INFORMATION SHOWN:
○ ○ ○

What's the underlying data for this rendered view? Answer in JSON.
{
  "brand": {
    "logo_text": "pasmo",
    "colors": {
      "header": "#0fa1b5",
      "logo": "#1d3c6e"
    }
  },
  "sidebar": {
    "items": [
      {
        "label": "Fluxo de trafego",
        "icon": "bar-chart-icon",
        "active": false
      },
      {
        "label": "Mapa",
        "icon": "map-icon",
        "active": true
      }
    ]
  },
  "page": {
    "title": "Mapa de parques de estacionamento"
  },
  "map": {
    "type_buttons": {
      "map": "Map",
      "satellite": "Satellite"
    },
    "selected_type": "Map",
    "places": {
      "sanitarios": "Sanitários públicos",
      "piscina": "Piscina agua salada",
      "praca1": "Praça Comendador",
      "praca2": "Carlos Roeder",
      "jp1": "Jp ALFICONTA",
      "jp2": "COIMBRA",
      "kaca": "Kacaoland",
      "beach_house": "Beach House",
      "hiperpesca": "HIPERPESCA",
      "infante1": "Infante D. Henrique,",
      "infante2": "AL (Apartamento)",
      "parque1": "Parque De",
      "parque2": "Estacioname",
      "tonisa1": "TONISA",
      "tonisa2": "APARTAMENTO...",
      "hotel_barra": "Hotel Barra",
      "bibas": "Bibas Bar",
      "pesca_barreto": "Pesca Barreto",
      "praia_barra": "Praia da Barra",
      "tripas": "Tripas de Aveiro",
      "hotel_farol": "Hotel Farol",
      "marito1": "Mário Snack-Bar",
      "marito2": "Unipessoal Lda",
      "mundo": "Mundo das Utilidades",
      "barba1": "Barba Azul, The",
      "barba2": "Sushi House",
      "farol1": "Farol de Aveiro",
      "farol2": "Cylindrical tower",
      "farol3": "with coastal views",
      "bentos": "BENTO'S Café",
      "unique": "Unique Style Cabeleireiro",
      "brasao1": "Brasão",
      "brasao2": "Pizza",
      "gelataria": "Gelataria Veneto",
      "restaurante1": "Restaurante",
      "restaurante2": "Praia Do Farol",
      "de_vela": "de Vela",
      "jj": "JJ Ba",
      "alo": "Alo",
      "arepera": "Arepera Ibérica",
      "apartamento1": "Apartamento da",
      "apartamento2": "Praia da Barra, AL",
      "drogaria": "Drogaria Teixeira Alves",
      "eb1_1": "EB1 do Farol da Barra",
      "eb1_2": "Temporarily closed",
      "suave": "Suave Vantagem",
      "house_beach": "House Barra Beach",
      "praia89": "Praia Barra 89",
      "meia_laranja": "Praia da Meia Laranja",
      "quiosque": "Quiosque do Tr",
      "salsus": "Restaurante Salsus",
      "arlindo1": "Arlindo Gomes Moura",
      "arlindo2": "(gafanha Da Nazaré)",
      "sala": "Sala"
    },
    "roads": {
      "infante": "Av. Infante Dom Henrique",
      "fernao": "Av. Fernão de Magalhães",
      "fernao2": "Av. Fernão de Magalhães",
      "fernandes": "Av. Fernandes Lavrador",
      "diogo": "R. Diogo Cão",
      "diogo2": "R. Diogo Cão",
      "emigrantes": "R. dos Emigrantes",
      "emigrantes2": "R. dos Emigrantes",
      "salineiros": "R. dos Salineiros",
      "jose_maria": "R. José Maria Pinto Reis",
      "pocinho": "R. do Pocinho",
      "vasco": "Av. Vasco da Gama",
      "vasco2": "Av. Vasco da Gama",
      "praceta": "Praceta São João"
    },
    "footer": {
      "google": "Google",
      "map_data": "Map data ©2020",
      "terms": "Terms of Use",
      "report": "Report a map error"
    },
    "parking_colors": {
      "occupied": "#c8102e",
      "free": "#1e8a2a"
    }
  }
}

○ ○ ○

WRITTEN INSTRUCTION:
Give back the whole listing, word for word.

EXERCISE SOLUTION:
What's the underlying data for this rendered view? Answer in JSON.
{
  "brand": {
    "logo_text": "pasmo",
    "colors": {
      "header": "#0fa1b5",
      "logo": "#1d3c6e"
    }
  },
  "sidebar": {
    "items": [
      {
        "label": "Fluxo de trafego",
        "icon": "bar-chart-icon",
        "active": false
      },
      {
        "label": "Mapa",
        "icon": "map-icon",
        "active": true
      }
    ]
  },
  "page": {
    "title": "Mapa de parques de estacionamento"
  },
  "map": {
    "type_buttons": {
      "map": "Map",
      "satellite": "Satellite"
    },
    "selected_type": "Map",
    "places": {
      "sanitarios": "Sanitários públicos",
      "piscina": "Piscina agua salada",
      "praca1": "Praça Comendador",
      "praca2": "Carlos Roeder",
      "jp1": "Jp ALFICONTA",
      "jp2": "COIMBRA",
      "kaca": "Kacaoland",
      "beach_house": "Beach House",
      "hiperpesca": "HIPERPESCA",
      "infante1": "Infante D. Henrique,",
      "infante2": "AL (Apartamento)",
      "parque1": "Parque De",
      "parque2": "Estacioname",
      "tonisa1": "TONISA",
      "tonisa2": "APARTAMENTO...",
      "hotel_barra": "Hotel Barra",
      "bibas": "Bibas Bar",
      "pesca_barreto": "Pesca Barreto",
      "praia_barra": "Praia da Barra",
      "tripas": "Tripas de Aveiro",
      "hotel_farol": "Hotel Farol",
      "marito1": "Mário Snack-Bar",
      "marito2": "Unipessoal Lda",
      "mundo": "Mundo das Utilidades",
      "barba1": "Barba Azul, The",
      "barba2": "Sushi House",
      "farol1": "Farol de Aveiro",
      "farol2": "Cylindrical tower",
      "farol3": "with coastal views",
      "bentos": "BENTO'S Café",
      "unique": "Unique Style Cabeleireiro",
      "brasao1": "Brasão",
      "brasao2": "Pizza",
      "gelataria": "Gelataria Veneto",
      "restaurante1": "Restaurante",
      "restaurante2": "Praia Do Farol",
      "de_vela": "de Vela",
      "jj": "JJ Ba",
      "alo": "Alo",
      "arepera": "Arepera Ibérica",
      "apartamento1": "Apartamento da",
      "apartamento2": "Praia da Barra, AL",
      "drogaria": "Drogaria Teixeira Alves",
      "eb1_1": "EB1 do Farol da Barra",
      "eb1_2": "Temporarily closed",
      "suave": "Suave Vantagem",
      "house_beach": "House Barra Beach",
      "praia89": "Praia Barra 89",
      "meia_laranja": "Praia da Meia Laranja",
      "quiosque": "Quiosque do Tr",
      "salsus": "Restaurante Salsus",
      "arlindo1": "Arlindo Gomes Moura",
      "arlindo2": "(gafanha Da Nazaré)",
      "sala": "Sala"
    },
    "roads": {
      "infante": "Av. Infante Dom Henrique",
      "fernao": "Av. Fernão de Magalhães",
      "fernao2": "Av. Fernão de Magalhães",
      "fernandes": "Av. Fernandes Lavrador",
      "diogo": "R. Diogo Cão",
      "diogo2": "R. Diogo Cão",
      "emigrantes": "R. dos Emigrantes",
      "emigrantes2": "R. dos Emigrantes",
      "salineiros": "R. dos Salineiros",
      "jose_maria": "R. José Maria Pinto Reis",
      "pocinho": "R. do Pocinho",
      "vasco": "Av. Vasco da Gama",
      "vasco2": "Av. Vasco da Gama",
      "praceta": "Praceta São João"
    },
    "footer": {
      "google": "Google",
      "map_data": "Map data ©2020",
      "terms": "Terms of Use",
      "report": "Report a map error"
    },
    "parking_colors": {
      "occupied": "#c8102e",
      "free": "#1e8a2a"
    }
  }
}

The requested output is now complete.